◆ **EXERCISE OBJECTIVE**:
Exactly reproduce the entries, dropping any pictures from your copy.

..............................

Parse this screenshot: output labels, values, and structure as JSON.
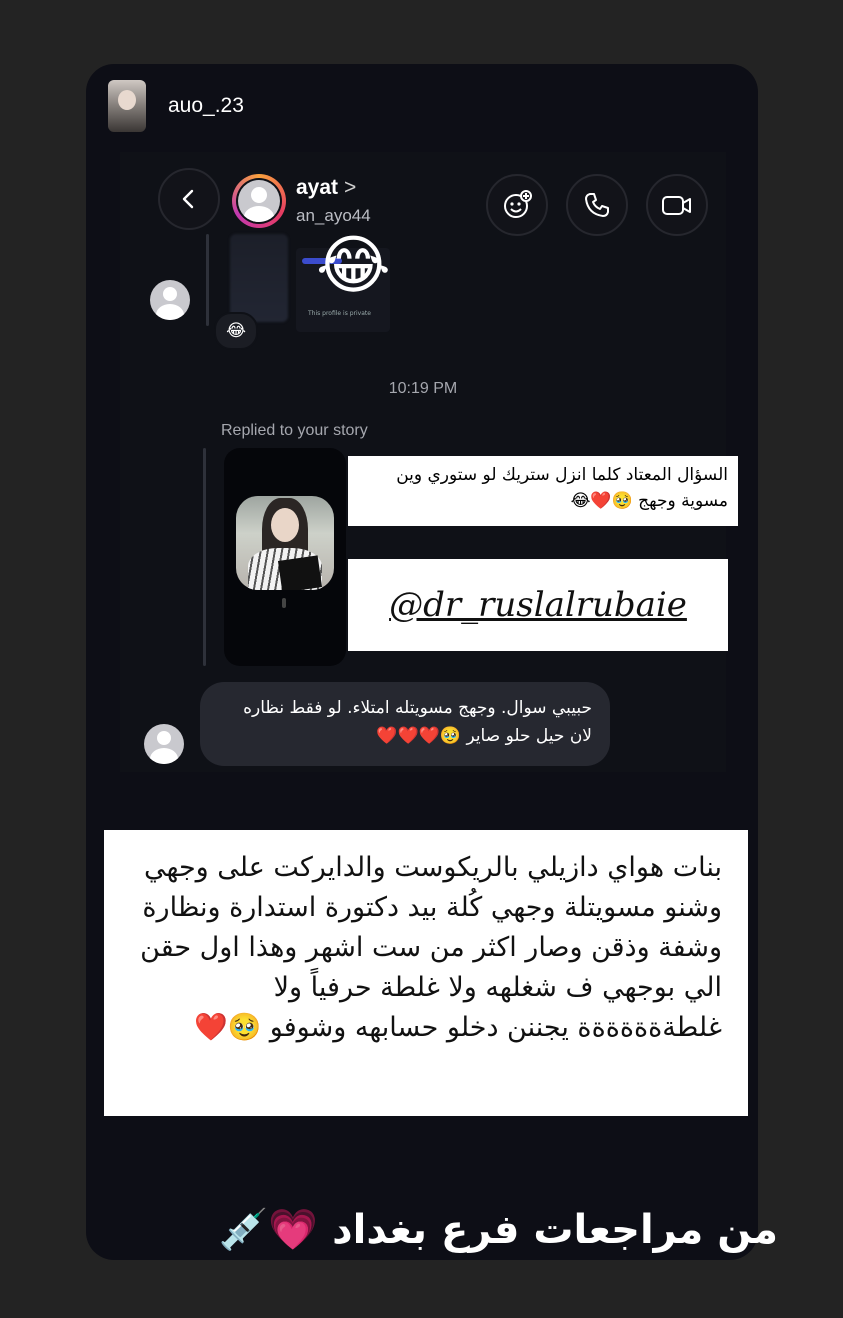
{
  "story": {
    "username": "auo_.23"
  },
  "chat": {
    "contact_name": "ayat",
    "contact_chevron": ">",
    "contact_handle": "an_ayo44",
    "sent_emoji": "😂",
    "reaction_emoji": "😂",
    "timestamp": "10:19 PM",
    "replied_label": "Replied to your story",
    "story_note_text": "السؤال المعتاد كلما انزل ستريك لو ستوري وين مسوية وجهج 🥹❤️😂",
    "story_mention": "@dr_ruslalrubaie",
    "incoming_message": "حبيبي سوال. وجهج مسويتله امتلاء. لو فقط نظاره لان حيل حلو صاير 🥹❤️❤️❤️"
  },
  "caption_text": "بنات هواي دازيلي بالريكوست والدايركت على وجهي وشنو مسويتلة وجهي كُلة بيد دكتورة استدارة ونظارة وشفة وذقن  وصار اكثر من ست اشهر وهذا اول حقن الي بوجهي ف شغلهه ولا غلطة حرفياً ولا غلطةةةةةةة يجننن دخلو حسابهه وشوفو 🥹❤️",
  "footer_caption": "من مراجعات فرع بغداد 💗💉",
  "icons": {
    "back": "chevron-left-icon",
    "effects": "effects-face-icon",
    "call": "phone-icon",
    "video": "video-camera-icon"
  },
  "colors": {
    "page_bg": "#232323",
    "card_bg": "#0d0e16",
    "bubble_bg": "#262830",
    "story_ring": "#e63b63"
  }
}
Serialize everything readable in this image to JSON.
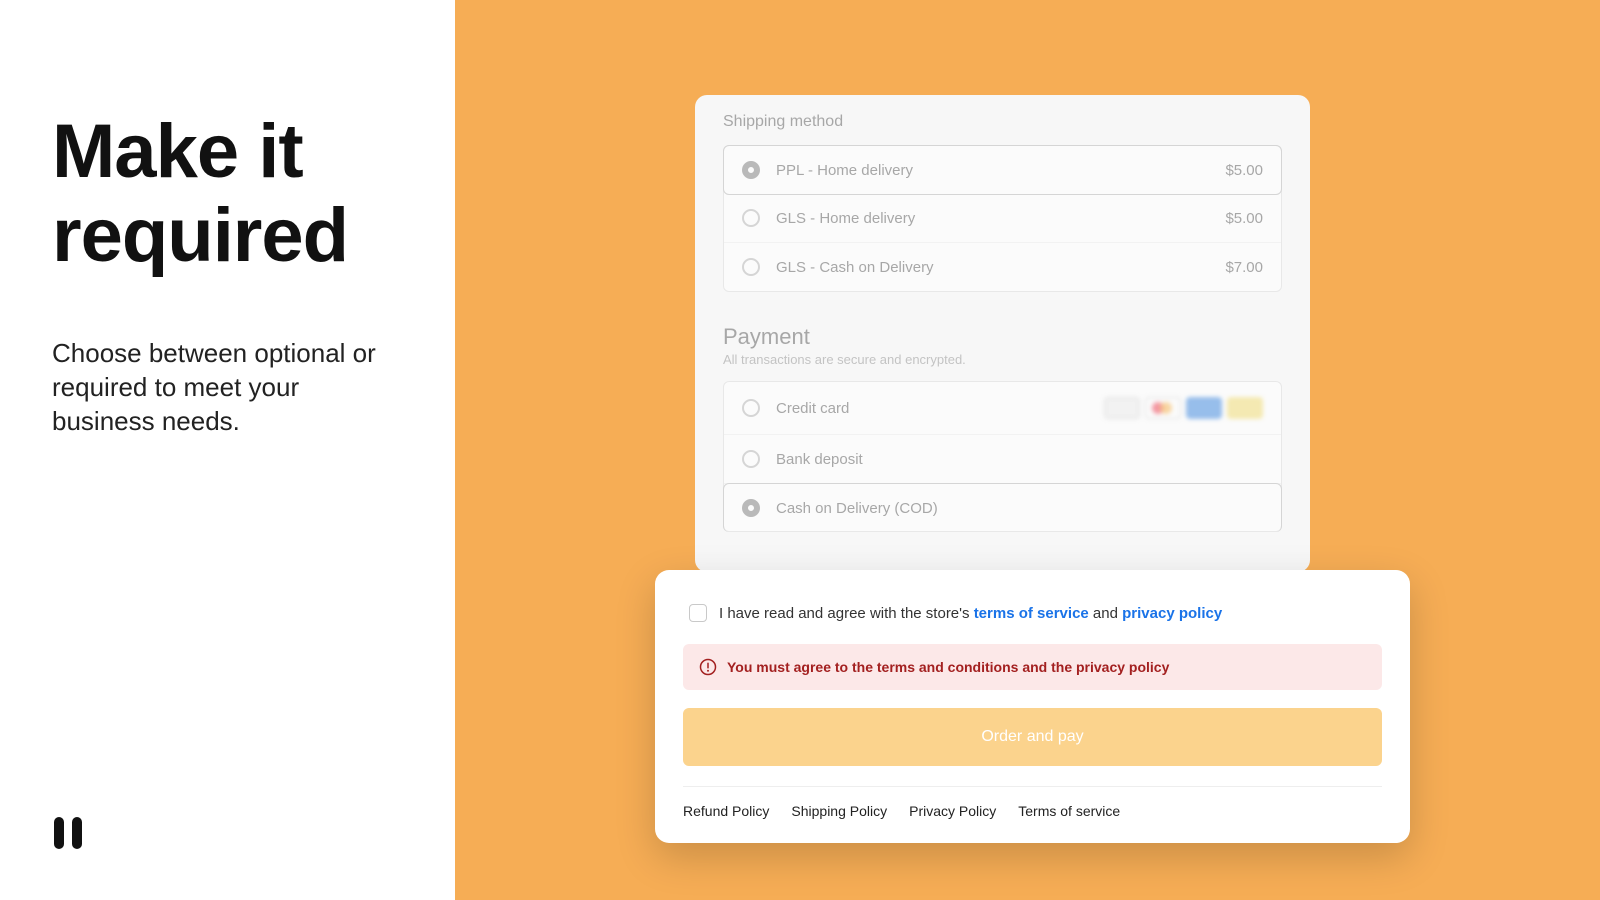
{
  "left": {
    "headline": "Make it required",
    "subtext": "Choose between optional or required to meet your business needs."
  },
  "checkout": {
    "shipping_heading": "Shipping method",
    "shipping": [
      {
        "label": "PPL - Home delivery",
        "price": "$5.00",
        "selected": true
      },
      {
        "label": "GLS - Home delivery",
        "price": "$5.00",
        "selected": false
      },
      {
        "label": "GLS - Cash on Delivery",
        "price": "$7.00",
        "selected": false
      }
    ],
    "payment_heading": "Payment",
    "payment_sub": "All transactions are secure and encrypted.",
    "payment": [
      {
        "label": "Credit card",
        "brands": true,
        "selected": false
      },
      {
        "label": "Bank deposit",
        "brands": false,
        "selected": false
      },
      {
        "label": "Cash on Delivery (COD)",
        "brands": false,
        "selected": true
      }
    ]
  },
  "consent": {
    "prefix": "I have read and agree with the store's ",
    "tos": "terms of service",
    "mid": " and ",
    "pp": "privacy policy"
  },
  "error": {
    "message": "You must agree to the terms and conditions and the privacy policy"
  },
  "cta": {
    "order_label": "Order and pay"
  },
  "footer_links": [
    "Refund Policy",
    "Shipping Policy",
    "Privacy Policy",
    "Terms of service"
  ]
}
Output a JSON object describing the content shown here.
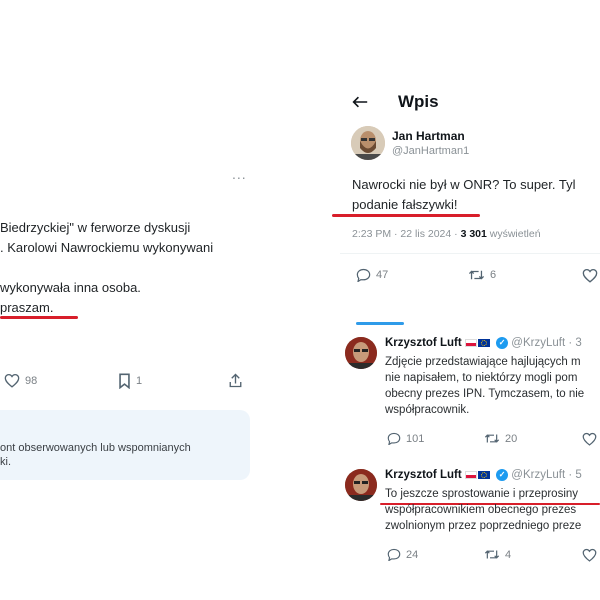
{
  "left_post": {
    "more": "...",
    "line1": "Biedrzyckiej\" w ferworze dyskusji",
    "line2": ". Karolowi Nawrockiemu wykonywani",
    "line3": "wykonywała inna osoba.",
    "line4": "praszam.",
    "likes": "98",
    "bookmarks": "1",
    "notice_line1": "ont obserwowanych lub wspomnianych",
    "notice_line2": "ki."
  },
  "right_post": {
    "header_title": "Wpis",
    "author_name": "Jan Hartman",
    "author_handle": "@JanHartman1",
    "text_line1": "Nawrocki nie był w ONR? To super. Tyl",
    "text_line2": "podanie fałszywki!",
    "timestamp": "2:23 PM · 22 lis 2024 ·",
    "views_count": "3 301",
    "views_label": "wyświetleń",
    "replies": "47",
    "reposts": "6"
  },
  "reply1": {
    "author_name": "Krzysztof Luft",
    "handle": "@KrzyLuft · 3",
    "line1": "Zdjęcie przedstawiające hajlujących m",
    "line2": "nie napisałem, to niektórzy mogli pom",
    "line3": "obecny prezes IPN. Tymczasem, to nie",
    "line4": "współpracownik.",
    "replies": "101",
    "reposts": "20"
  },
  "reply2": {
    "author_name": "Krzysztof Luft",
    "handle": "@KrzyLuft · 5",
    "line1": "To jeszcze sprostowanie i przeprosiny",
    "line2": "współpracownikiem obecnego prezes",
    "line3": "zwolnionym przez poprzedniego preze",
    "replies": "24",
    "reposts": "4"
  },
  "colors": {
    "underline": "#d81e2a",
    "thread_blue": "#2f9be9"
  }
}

..............................

◆ **TASK ANSWER**:
Parse this screenshot: output labels, values, and structure as JSON.
{
  "story": {
    "username": "auo_.23"
  },
  "chat": {
    "contact_name": "ayat",
    "contact_chevron": ">",
    "contact_handle": "an_ayo44",
    "sent_emoji": "😂",
    "reaction_emoji": "😂",
    "timestamp": "10:19 PM",
    "replied_label": "Replied to your story",
    "story_note_text": "السؤال المعتاد كلما انزل ستريك لو ستوري وين مسوية وجهج 🥹❤️😂",
    "story_mention": "@dr_ruslalrubaie",
    "incoming_message": "حبيبي سوال. وجهج مسويتله امتلاء. لو فقط نظاره لان حيل حلو صاير 🥹❤️❤️❤️"
  },
  "caption_text": "بنات هواي دازيلي بالريكوست والدايركت على وجهي وشنو مسويتلة وجهي كُلة بيد دكتورة استدارة ونظارة وشفة وذقن  وصار اكثر من ست اشهر وهذا اول حقن الي بوجهي ف شغلهه ولا غلطة حرفياً ولا غلطةةةةةةة يجننن دخلو حسابهه وشوفو 🥹❤️",
  "footer_caption": "من مراجعات فرع بغداد 💗💉",
  "icons": {
    "back": "chevron-left-icon",
    "effects": "effects-face-icon",
    "call": "phone-icon",
    "video": "video-camera-icon"
  },
  "colors": {
    "page_bg": "#232323",
    "card_bg": "#0d0e16",
    "bubble_bg": "#262830",
    "story_ring": "#e63b63"
  }
}
Serialize everything readable in this image to JSON.
{
  "left": {
    "headline": "Make it required",
    "subtext": "Choose between optional or required to meet your business needs."
  },
  "checkout": {
    "shipping_heading": "Shipping method",
    "shipping": [
      {
        "label": "PPL - Home delivery",
        "price": "$5.00",
        "selected": true
      },
      {
        "label": "GLS - Home delivery",
        "price": "$5.00",
        "selected": false
      },
      {
        "label": "GLS - Cash on Delivery",
        "price": "$7.00",
        "selected": false
      }
    ],
    "payment_heading": "Payment",
    "payment_sub": "All transactions are secure and encrypted.",
    "payment": [
      {
        "label": "Credit card",
        "brands": true,
        "selected": false
      },
      {
        "label": "Bank deposit",
        "brands": false,
        "selected": false
      },
      {
        "label": "Cash on Delivery (COD)",
        "brands": false,
        "selected": true
      }
    ]
  },
  "consent": {
    "prefix": "I have read and agree with the store's ",
    "tos": "terms of service",
    "mid": " and ",
    "pp": "privacy policy"
  },
  "error": {
    "message": "You must agree to the terms and conditions and the privacy policy"
  },
  "cta": {
    "order_label": "Order and pay"
  },
  "footer_links": [
    "Refund Policy",
    "Shipping Policy",
    "Privacy Policy",
    "Terms of service"
  ]
}
Output a JSON object describing the content shown here.
{
  "left_post": {
    "more": "...",
    "line1": "Biedrzyckiej\" w ferworze dyskusji",
    "line2": ". Karolowi Nawrockiemu wykonywani",
    "line3": "wykonywała inna osoba.",
    "line4": "praszam.",
    "likes": "98",
    "bookmarks": "1",
    "notice_line1": "ont obserwowanych lub wspomnianych",
    "notice_line2": "ki."
  },
  "right_post": {
    "header_title": "Wpis",
    "author_name": "Jan Hartman",
    "author_handle": "@JanHartman1",
    "text_line1": "Nawrocki nie był w ONR? To super. Tyl",
    "text_line2": "podanie fałszywki!",
    "timestamp": "2:23 PM · 22 lis 2024 ·",
    "views_count": "3 301",
    "views_label": "wyświetleń",
    "replies": "47",
    "reposts": "6"
  },
  "reply1": {
    "author_name": "Krzysztof Luft",
    "handle": "@KrzyLuft · 3",
    "line1": "Zdjęcie przedstawiające hajlujących m",
    "line2": "nie napisałem, to niektórzy mogli pom",
    "line3": "obecny prezes IPN. Tymczasem, to nie",
    "line4": "współpracownik.",
    "replies": "101",
    "reposts": "20"
  },
  "reply2": {
    "author_name": "Krzysztof Luft",
    "handle": "@KrzyLuft · 5",
    "line1": "To jeszcze sprostowanie i przeprosiny",
    "line2": "współpracownikiem obecnego prezes",
    "line3": "zwolnionym przez poprzedniego preze",
    "replies": "24",
    "reposts": "4"
  },
  "colors": {
    "underline": "#d81e2a",
    "thread_blue": "#2f9be9"
  }
}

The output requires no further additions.